* Problem
For every line in the records that has the word "Ravencoin", make a copy.

Figure content listings:
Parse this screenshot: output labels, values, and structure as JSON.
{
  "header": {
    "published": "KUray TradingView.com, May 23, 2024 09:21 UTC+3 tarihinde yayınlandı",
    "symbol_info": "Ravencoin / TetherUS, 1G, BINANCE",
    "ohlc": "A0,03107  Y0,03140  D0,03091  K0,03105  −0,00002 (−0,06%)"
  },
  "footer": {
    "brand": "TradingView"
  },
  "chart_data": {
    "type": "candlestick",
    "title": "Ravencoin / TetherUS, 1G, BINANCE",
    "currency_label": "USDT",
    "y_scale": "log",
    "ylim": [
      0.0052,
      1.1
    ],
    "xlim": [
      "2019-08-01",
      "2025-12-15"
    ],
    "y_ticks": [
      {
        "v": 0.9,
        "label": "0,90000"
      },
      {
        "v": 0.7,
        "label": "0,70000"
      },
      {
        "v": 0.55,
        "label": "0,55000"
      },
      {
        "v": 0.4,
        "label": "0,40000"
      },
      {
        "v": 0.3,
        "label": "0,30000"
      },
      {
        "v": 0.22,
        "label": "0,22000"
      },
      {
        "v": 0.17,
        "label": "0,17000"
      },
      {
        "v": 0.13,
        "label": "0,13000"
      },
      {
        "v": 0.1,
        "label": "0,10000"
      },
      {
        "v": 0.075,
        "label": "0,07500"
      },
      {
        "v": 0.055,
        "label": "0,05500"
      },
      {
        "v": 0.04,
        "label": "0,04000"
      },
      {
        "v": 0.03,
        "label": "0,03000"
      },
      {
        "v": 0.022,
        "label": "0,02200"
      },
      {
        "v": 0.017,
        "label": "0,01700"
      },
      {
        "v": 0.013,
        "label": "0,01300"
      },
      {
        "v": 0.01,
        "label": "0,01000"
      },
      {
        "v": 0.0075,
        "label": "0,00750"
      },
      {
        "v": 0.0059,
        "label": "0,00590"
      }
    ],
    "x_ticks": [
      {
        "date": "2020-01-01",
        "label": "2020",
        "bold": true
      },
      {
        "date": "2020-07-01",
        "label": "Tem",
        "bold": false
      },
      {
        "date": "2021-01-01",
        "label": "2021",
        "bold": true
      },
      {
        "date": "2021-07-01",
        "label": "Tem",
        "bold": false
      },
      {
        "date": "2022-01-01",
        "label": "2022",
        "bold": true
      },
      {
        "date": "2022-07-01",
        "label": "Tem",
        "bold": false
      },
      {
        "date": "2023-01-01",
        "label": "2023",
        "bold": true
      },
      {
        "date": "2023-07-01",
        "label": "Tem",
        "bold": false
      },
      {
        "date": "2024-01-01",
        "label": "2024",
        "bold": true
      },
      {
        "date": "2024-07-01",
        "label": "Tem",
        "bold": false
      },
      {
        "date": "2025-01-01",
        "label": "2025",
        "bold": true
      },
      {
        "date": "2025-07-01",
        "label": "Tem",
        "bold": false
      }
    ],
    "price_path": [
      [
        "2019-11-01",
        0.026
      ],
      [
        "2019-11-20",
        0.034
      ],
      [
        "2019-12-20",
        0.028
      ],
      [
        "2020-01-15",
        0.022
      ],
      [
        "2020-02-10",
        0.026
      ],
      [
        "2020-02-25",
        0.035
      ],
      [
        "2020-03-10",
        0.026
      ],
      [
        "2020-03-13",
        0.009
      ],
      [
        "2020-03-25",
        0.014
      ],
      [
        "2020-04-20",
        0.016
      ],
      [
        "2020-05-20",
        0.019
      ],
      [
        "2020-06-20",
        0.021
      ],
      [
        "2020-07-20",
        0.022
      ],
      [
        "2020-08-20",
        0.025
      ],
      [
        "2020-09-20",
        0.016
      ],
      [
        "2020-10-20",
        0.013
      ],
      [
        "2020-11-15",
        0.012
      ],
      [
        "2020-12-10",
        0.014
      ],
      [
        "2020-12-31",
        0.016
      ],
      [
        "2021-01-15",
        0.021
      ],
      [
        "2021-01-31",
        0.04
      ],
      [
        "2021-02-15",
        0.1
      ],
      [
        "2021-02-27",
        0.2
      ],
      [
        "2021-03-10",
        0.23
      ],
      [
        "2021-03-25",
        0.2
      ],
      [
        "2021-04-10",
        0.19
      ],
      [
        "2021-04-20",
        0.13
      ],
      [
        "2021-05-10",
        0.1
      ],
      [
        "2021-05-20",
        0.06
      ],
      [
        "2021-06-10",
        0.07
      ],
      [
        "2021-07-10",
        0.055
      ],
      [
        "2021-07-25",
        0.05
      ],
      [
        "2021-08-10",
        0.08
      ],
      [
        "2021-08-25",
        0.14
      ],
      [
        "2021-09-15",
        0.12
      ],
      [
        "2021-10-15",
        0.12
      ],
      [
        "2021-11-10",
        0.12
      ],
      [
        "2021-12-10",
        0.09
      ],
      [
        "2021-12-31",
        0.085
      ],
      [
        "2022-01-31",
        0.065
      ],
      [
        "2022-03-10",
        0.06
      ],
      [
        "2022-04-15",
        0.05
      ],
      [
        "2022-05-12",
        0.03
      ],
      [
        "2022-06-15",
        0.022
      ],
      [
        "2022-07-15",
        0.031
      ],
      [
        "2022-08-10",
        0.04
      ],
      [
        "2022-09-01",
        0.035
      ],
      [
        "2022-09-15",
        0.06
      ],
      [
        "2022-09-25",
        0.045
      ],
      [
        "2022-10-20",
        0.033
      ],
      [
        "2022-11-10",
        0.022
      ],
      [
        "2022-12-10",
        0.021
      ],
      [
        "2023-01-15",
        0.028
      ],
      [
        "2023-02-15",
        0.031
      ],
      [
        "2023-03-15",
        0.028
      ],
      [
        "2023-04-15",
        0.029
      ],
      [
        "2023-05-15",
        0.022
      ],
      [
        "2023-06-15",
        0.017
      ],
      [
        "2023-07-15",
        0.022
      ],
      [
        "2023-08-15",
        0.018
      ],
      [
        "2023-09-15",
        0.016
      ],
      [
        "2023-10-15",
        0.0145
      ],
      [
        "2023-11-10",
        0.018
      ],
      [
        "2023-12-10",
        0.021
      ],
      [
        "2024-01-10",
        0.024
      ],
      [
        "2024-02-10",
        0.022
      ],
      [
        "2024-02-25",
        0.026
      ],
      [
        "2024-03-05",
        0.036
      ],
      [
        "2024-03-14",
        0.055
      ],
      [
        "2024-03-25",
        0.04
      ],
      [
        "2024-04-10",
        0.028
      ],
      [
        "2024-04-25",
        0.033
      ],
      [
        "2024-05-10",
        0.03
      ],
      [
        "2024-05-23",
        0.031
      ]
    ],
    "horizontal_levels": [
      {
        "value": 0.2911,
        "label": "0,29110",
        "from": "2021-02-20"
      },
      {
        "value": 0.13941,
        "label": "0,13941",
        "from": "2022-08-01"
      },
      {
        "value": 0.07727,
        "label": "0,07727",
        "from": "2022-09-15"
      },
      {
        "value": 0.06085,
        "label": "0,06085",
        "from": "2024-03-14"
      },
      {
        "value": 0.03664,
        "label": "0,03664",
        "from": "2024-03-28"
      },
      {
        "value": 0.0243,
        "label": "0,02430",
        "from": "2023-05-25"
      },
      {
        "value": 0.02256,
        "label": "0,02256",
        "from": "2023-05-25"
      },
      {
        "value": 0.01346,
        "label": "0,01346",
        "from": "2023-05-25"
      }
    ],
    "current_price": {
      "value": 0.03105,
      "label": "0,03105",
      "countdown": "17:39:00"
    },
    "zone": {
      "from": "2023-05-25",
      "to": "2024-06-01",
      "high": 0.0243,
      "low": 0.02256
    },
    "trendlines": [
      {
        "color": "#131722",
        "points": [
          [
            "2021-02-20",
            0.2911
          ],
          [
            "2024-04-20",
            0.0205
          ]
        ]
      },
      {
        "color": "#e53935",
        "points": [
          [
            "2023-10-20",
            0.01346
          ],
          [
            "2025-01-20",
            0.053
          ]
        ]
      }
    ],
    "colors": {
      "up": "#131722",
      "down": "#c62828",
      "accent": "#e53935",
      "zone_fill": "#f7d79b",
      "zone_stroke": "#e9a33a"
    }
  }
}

...

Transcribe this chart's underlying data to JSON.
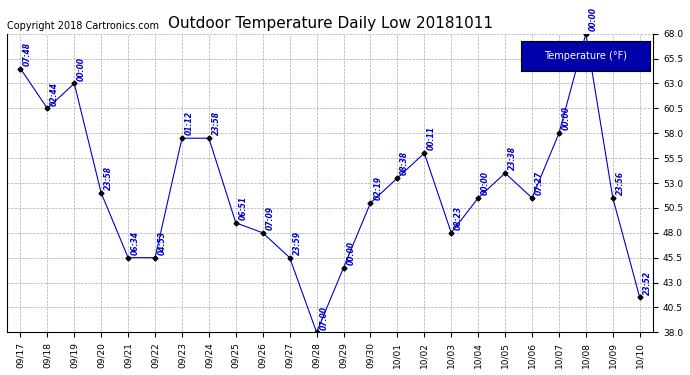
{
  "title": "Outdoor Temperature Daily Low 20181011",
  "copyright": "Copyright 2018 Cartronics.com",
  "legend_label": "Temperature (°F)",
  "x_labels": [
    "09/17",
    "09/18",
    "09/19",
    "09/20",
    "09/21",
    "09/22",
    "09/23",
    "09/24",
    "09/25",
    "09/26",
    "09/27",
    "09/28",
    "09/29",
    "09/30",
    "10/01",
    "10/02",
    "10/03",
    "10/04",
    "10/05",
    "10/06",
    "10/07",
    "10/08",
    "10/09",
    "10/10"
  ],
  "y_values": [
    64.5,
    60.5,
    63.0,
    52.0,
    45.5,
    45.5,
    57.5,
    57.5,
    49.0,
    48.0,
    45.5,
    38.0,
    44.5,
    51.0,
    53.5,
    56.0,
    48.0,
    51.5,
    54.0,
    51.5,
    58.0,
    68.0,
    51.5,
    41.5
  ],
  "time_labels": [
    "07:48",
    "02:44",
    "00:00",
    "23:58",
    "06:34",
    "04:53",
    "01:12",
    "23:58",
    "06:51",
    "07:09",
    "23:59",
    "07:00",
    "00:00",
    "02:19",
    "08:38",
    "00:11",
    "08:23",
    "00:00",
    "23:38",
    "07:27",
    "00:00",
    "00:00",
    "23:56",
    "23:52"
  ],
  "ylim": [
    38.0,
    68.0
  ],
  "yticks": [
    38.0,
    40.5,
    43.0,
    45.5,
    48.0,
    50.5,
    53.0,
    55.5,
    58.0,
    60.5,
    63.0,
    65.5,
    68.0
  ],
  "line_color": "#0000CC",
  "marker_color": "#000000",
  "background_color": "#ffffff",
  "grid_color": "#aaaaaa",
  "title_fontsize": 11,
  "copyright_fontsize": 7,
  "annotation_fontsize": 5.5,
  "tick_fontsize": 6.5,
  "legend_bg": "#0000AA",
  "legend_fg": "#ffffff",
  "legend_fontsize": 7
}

* Task output
    "symbol_info": "Ravencoin / TetherUS, 1G, BINANCE",
    "title": "Ravencoin / TetherUS, 1G, BINANCE",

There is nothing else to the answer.